Data entries:
______

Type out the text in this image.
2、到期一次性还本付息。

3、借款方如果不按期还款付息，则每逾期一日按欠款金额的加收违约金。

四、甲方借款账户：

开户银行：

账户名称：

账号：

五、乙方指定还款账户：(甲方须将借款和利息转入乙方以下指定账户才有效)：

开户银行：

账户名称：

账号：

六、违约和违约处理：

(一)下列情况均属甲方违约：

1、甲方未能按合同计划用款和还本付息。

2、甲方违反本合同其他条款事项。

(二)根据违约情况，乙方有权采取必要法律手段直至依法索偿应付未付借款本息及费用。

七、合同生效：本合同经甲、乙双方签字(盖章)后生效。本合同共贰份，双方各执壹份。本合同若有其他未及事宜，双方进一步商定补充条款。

______

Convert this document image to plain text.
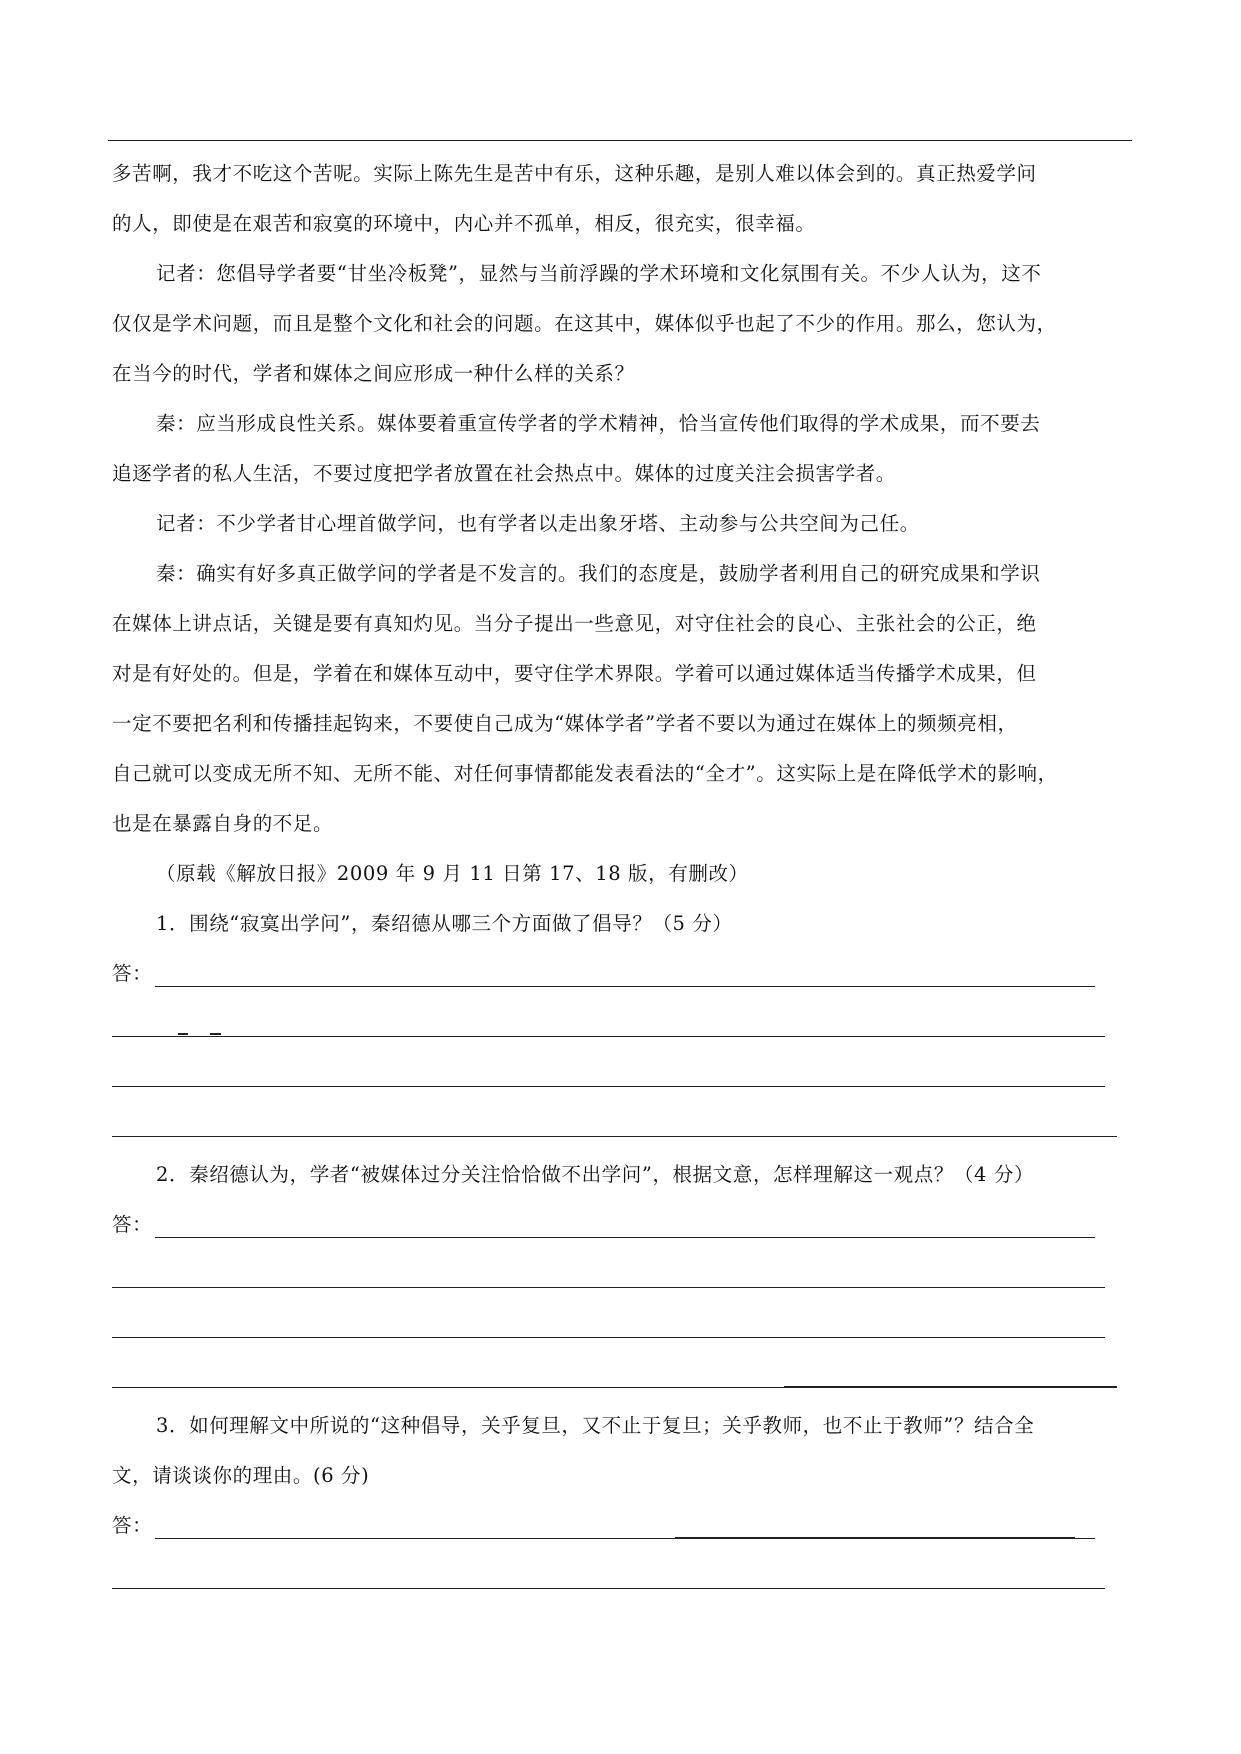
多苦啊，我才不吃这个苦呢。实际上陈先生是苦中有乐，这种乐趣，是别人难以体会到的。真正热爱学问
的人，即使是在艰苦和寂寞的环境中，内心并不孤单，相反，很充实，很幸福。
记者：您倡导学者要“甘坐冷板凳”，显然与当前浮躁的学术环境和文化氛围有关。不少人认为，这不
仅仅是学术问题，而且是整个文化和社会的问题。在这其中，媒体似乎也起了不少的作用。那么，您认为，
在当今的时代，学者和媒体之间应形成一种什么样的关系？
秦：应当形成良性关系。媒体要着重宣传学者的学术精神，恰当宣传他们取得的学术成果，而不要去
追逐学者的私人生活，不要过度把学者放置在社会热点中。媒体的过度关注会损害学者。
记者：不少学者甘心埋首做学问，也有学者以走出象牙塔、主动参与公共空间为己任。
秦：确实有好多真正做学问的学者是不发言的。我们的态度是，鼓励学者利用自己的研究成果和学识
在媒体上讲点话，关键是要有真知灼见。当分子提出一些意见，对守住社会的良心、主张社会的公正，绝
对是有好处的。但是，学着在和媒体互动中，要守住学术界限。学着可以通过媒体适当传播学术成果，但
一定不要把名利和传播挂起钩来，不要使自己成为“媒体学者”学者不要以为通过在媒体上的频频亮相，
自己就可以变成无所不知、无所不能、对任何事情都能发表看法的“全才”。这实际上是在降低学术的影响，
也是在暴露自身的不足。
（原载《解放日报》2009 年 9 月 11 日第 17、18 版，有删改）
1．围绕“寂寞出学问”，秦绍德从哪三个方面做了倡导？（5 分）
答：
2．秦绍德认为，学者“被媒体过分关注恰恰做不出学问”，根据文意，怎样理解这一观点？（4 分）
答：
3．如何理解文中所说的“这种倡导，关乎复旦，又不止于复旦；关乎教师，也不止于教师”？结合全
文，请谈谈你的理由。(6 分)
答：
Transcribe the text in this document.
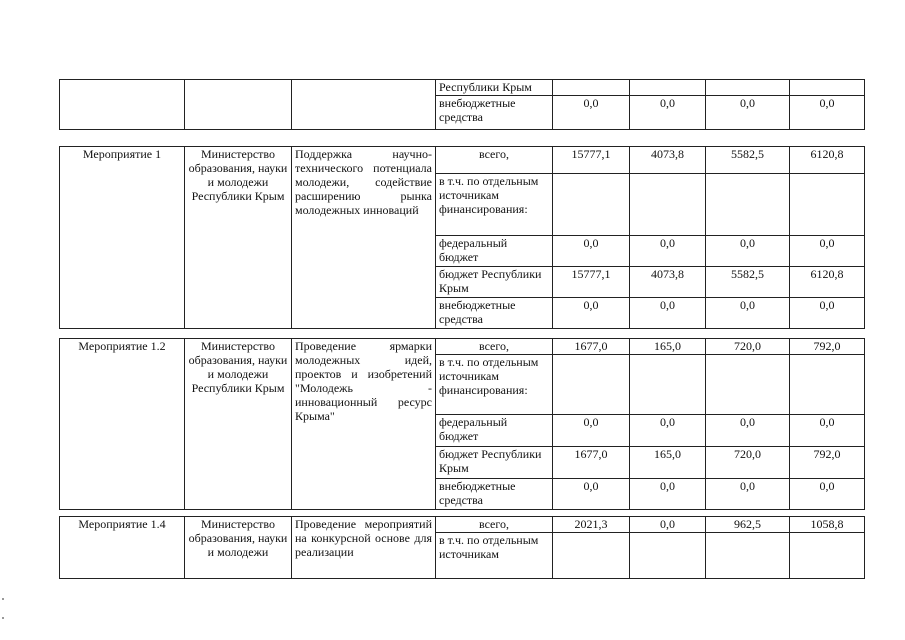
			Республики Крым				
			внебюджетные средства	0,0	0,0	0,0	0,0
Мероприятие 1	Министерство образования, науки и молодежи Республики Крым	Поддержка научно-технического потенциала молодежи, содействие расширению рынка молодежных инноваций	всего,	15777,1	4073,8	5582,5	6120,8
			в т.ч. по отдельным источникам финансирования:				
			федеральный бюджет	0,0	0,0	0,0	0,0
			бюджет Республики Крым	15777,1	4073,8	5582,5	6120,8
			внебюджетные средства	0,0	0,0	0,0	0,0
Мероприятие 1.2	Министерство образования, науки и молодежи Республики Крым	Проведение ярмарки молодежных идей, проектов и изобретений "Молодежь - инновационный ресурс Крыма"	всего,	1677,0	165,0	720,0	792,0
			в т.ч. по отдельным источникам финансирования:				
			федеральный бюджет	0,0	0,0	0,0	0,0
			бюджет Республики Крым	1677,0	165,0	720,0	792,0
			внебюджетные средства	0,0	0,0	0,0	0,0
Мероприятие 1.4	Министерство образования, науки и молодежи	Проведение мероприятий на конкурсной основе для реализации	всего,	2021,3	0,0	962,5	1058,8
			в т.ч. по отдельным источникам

______

Requirement ->
Find each line in the records holding the string "науки" and show it.

Result for this exercise ->
Мероприятие 1	Министерство образования, науки и молодежи Республики Крым	Поддержка научно-технического потенциала молодежи, содействие расширению рынка молодежных инноваций	всего,	15777,1	4073,8	5582,5	6120,8
Мероприятие 1.2	Министерство образования, науки и молодежи Республики Крым	Проведение ярмарки молодежных идей, проектов и изобретений "Молодежь - инновационный ресурс Крыма"	всего,	1677,0	165,0	720,0	792,0
Мероприятие 1.4	Министерство образования, науки и молодежи	Проведение мероприятий на конкурсной основе для реализации	всего,	2021,3	0,0	962,5	1058,8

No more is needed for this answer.